** Objective **
What is the number of lines containing the word "color"? Please answer with that number and nothing more.

** Input rows **
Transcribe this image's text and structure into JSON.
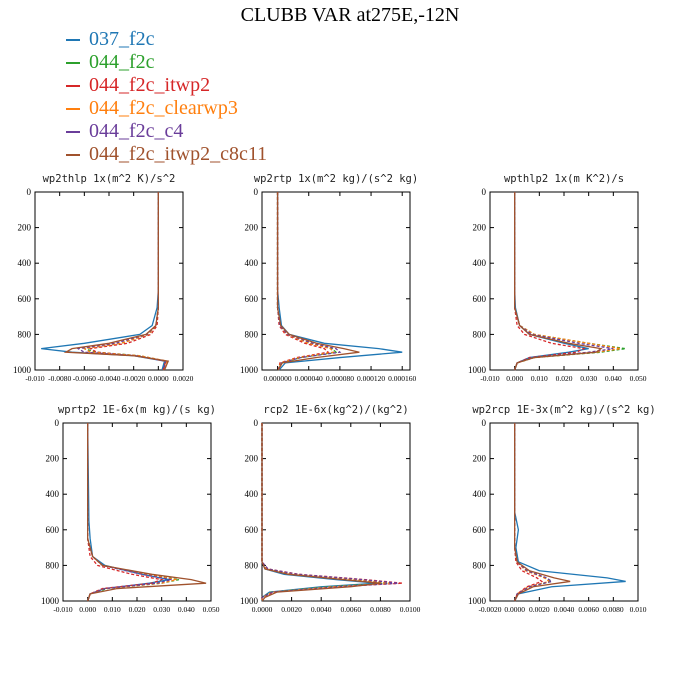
{
  "title": "CLUBB VAR at275E,-12N",
  "legend": [
    {
      "label": "037_f2c",
      "color": "#1f77b4"
    },
    {
      "label": "044_f2c",
      "color": "#2ca02c"
    },
    {
      "label": "044_f2c_itwp2",
      "color": "#d62728"
    },
    {
      "label": "044_f2c_clearwp3",
      "color": "#ff7f0e"
    },
    {
      "label": "044_f2c_c4",
      "color": "#6a3d9a"
    },
    {
      "label": "044_f2c_itwp2_c8c11",
      "color": "#a0522d"
    }
  ],
  "chart_data": [
    {
      "type": "line",
      "title": "wp2thlp  1x(m^2 K)/s^2",
      "xlim": [
        -0.01,
        0.002
      ],
      "ylim": [
        0,
        1000
      ],
      "y_inverted": true,
      "xticks": [
        "-0.010",
        "-0.0080",
        "-0.0060",
        "-0.0040",
        "-0.0020",
        "0.0000",
        "0.0020"
      ],
      "xtick_values": [
        -0.01,
        -0.008,
        -0.006,
        -0.004,
        -0.002,
        0.0,
        0.002
      ],
      "yticks": [
        "0",
        "200",
        "400",
        "600",
        "800",
        "1000"
      ],
      "y": [
        0,
        550,
        650,
        750,
        800,
        850,
        880,
        900,
        920,
        950,
        1000
      ],
      "series": [
        {
          "x": [
            0,
            0,
            -0.0001,
            -0.0005,
            -0.0015,
            -0.006,
            -0.0095,
            -0.007,
            -0.002,
            0.0005,
            0.0003
          ],
          "style": "solid"
        },
        {
          "x": [
            0,
            0,
            0,
            -0.0002,
            -0.0008,
            -0.003,
            -0.006,
            -0.005,
            -0.0015,
            0.0006,
            0.0004
          ],
          "style": "dashed"
        },
        {
          "x": [
            0,
            0,
            0,
            -0.0001,
            -0.0006,
            -0.0025,
            -0.0055,
            -0.005,
            -0.0018,
            0.0006,
            0.0004
          ],
          "style": "dashed"
        },
        {
          "x": [
            0,
            0,
            0,
            -0.0002,
            -0.0008,
            -0.003,
            -0.006,
            -0.0055,
            -0.0015,
            0.0007,
            0.0004
          ],
          "style": "dashed"
        },
        {
          "x": [
            0,
            0,
            0,
            -0.0002,
            -0.0009,
            -0.0035,
            -0.0065,
            -0.006,
            -0.0018,
            0.0006,
            0.0004
          ],
          "style": "dashed"
        },
        {
          "x": [
            0,
            0,
            0,
            -0.0002,
            -0.001,
            -0.004,
            -0.007,
            -0.0075,
            -0.002,
            0.0008,
            0.0005
          ],
          "style": "solid"
        }
      ]
    },
    {
      "type": "line",
      "title": "wp2rtp  1x(m^2 kg)/(s^2 kg)",
      "xlim": [
        -2e-05,
        0.00017
      ],
      "ylim": [
        0,
        1000
      ],
      "y_inverted": true,
      "xticks": [
        "0.000000",
        "0.000040",
        "0.000080",
        "0.000120",
        "0.000160"
      ],
      "xtick_values": [
        0.0,
        4e-05,
        8e-05,
        0.00012,
        0.00016
      ],
      "yticks": [
        "0",
        "200",
        "400",
        "600",
        "800",
        "1000"
      ],
      "y": [
        0,
        550,
        650,
        750,
        800,
        850,
        880,
        900,
        930,
        960,
        1000
      ],
      "series": [
        {
          "x": [
            0,
            0,
            2e-06,
            5e-06,
            1.5e-05,
            6e-05,
            0.00013,
            0.00016,
            8e-05,
            1e-05,
            2e-06
          ],
          "style": "solid"
        },
        {
          "x": [
            0,
            0,
            0,
            3e-06,
            1.2e-05,
            4e-05,
            7e-05,
            7.5e-05,
            3e-05,
            5e-06,
            1e-06
          ],
          "style": "dashed"
        },
        {
          "x": [
            0,
            0,
            0,
            2e-06,
            1e-05,
            3.5e-05,
            6e-05,
            6.5e-05,
            2.5e-05,
            3e-06,
            1e-06
          ],
          "style": "dashed"
        },
        {
          "x": [
            0,
            0,
            0,
            3e-06,
            1.2e-05,
            4e-05,
            6.8e-05,
            7.2e-05,
            2.8e-05,
            4e-06,
            1e-06
          ],
          "style": "dashed"
        },
        {
          "x": [
            0,
            0,
            0,
            3e-06,
            1.3e-05,
            4.5e-05,
            7.5e-05,
            8e-05,
            3e-05,
            5e-06,
            1e-06
          ],
          "style": "dashed"
        },
        {
          "x": [
            0,
            0,
            0,
            4e-06,
            1.5e-05,
            5e-05,
            8.5e-05,
            0.000105,
            5e-05,
            6e-06,
            1e-06
          ],
          "style": "solid"
        }
      ]
    },
    {
      "type": "line",
      "title": "wpthlp2  1x(m K^2)/s",
      "xlim": [
        -0.01,
        0.05
      ],
      "ylim": [
        0,
        1000
      ],
      "y_inverted": true,
      "xticks": [
        "-0.010",
        "0.000",
        "0.010",
        "0.020",
        "0.030",
        "0.040",
        "0.050"
      ],
      "xtick_values": [
        -0.01,
        0.0,
        0.01,
        0.02,
        0.03,
        0.04,
        0.05
      ],
      "yticks": [
        "0",
        "200",
        "400",
        "600",
        "800",
        "1000"
      ],
      "y": [
        0,
        550,
        650,
        750,
        800,
        850,
        880,
        900,
        930,
        960,
        1000
      ],
      "series": [
        {
          "x": [
            0,
            0,
            0.0003,
            0.002,
            0.006,
            0.02,
            0.03,
            0.022,
            0.006,
            0.001,
            0
          ],
          "style": "solid"
        },
        {
          "x": [
            0,
            0,
            0,
            0.002,
            0.008,
            0.03,
            0.045,
            0.035,
            0.008,
            0.001,
            0
          ],
          "style": "dashed"
        },
        {
          "x": [
            0,
            0,
            0,
            0.001,
            0.004,
            0.015,
            0.028,
            0.025,
            0.006,
            0.001,
            0
          ],
          "style": "dashed"
        },
        {
          "x": [
            0,
            0,
            0,
            0.002,
            0.008,
            0.03,
            0.043,
            0.033,
            0.008,
            0.001,
            0
          ],
          "style": "dashed"
        },
        {
          "x": [
            0,
            0,
            0,
            0.002,
            0.007,
            0.026,
            0.04,
            0.03,
            0.007,
            0.001,
            0
          ],
          "style": "dashed"
        },
        {
          "x": [
            0,
            0,
            0,
            0.002,
            0.006,
            0.022,
            0.035,
            0.033,
            0.008,
            0.001,
            0
          ],
          "style": "solid"
        }
      ]
    },
    {
      "type": "line",
      "title": "wprtp2  1E-6x(m kg)/(s kg)",
      "xlim": [
        -0.01,
        0.05
      ],
      "ylim": [
        0,
        1000
      ],
      "y_inverted": true,
      "xticks": [
        "-0.010",
        "0.000",
        "0.010",
        "0.020",
        "0.030",
        "0.040",
        "0.050"
      ],
      "xtick_values": [
        -0.01,
        0.0,
        0.01,
        0.02,
        0.03,
        0.04,
        0.05
      ],
      "yticks": [
        "0",
        "200",
        "400",
        "600",
        "800",
        "1000"
      ],
      "y": [
        0,
        550,
        650,
        750,
        800,
        850,
        880,
        900,
        930,
        960,
        1000
      ],
      "series": [
        {
          "x": [
            0,
            0.0005,
            0.001,
            0.002,
            0.007,
            0.022,
            0.033,
            0.025,
            0.007,
            0.001,
            0
          ],
          "style": "solid"
        },
        {
          "x": [
            0,
            0,
            0,
            0.002,
            0.006,
            0.024,
            0.037,
            0.03,
            0.008,
            0.001,
            0
          ],
          "style": "dashed"
        },
        {
          "x": [
            0,
            0,
            0,
            0.001,
            0.004,
            0.018,
            0.03,
            0.026,
            0.006,
            0.001,
            0
          ],
          "style": "dashed"
        },
        {
          "x": [
            0,
            0,
            0,
            0.002,
            0.006,
            0.024,
            0.036,
            0.03,
            0.007,
            0.001,
            0
          ],
          "style": "dashed"
        },
        {
          "x": [
            0,
            0,
            0,
            0.002,
            0.006,
            0.022,
            0.034,
            0.028,
            0.007,
            0.001,
            0
          ],
          "style": "dashed"
        },
        {
          "x": [
            0,
            0,
            0,
            0.002,
            0.006,
            0.026,
            0.042,
            0.048,
            0.012,
            0.001,
            0
          ],
          "style": "solid"
        }
      ]
    },
    {
      "type": "line",
      "title": "rcp2  1E-6x(kg^2)/(kg^2)",
      "xlim": [
        0,
        0.01
      ],
      "ylim": [
        0,
        1000
      ],
      "y_inverted": true,
      "xticks": [
        "0.0000",
        "0.0020",
        "0.0040",
        "0.0060",
        "0.0080",
        "0.0100"
      ],
      "xtick_values": [
        0,
        0.002,
        0.004,
        0.006,
        0.008,
        0.01
      ],
      "yticks": [
        "0",
        "200",
        "400",
        "600",
        "800",
        "1000"
      ],
      "y": [
        0,
        700,
        780,
        820,
        850,
        880,
        900,
        920,
        950,
        980,
        1000
      ],
      "series": [
        {
          "x": [
            0,
            0,
            0,
            0.0002,
            0.0015,
            0.005,
            0.0078,
            0.004,
            0.0005,
            0,
            0
          ],
          "style": "solid"
        },
        {
          "x": [
            0,
            0,
            0,
            0.0003,
            0.002,
            0.006,
            0.0085,
            0.0045,
            0.0006,
            0,
            0
          ],
          "style": "dashed"
        },
        {
          "x": [
            0,
            0,
            0,
            0.0004,
            0.0025,
            0.007,
            0.0095,
            0.005,
            0.0008,
            0,
            0
          ],
          "style": "dashed"
        },
        {
          "x": [
            0,
            0,
            0,
            0.0003,
            0.0022,
            0.0065,
            0.0088,
            0.0048,
            0.0007,
            0,
            0
          ],
          "style": "dashed"
        },
        {
          "x": [
            0,
            0,
            0,
            0.0004,
            0.0024,
            0.0068,
            0.0092,
            0.0052,
            0.0007,
            0,
            0
          ],
          "style": "dashed"
        },
        {
          "x": [
            0,
            0,
            0,
            0.0002,
            0.0018,
            0.0055,
            0.008,
            0.006,
            0.001,
            0.0002,
            0
          ],
          "style": "solid"
        }
      ]
    },
    {
      "type": "line",
      "title": "wp2rcp  1E-3x(m^2 kg)/(s^2 kg)",
      "xlim": [
        -0.002,
        0.01
      ],
      "ylim": [
        0,
        1000
      ],
      "y_inverted": true,
      "xticks": [
        "-0.0020",
        "0.0000",
        "0.0020",
        "0.0040",
        "0.0060",
        "0.0080",
        "0.010"
      ],
      "xtick_values": [
        -0.002,
        0.0,
        0.002,
        0.004,
        0.006,
        0.008,
        0.01
      ],
      "yticks": [
        "0",
        "200",
        "400",
        "600",
        "800",
        "1000"
      ],
      "y": [
        0,
        500,
        600,
        700,
        780,
        830,
        870,
        890,
        920,
        960,
        1000
      ],
      "series": [
        {
          "x": [
            0,
            0,
            0.0003,
            0.0001,
            0.0003,
            0.002,
            0.0075,
            0.009,
            0.003,
            0.0003,
            0
          ],
          "style": "solid"
        },
        {
          "x": [
            0,
            0,
            0,
            0,
            0.0002,
            0.001,
            0.0025,
            0.003,
            0.0012,
            0.0002,
            0
          ],
          "style": "dashed"
        },
        {
          "x": [
            0,
            0,
            0,
            0,
            0.0001,
            0.0006,
            0.0018,
            0.0022,
            0.001,
            0.0002,
            0
          ],
          "style": "dashed"
        },
        {
          "x": [
            0,
            0,
            0,
            0,
            0.0002,
            0.0009,
            0.0024,
            0.0028,
            0.0011,
            0.0002,
            0
          ],
          "style": "dashed"
        },
        {
          "x": [
            0,
            0,
            0,
            0,
            0.0002,
            0.001,
            0.0026,
            0.003,
            0.0012,
            0.0002,
            0
          ],
          "style": "dashed"
        },
        {
          "x": [
            0,
            0,
            0,
            0,
            0.0002,
            0.0012,
            0.0032,
            0.0045,
            0.0015,
            0.0003,
            0
          ],
          "style": "solid"
        }
      ]
    }
  ]
}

** Answer for the task **
6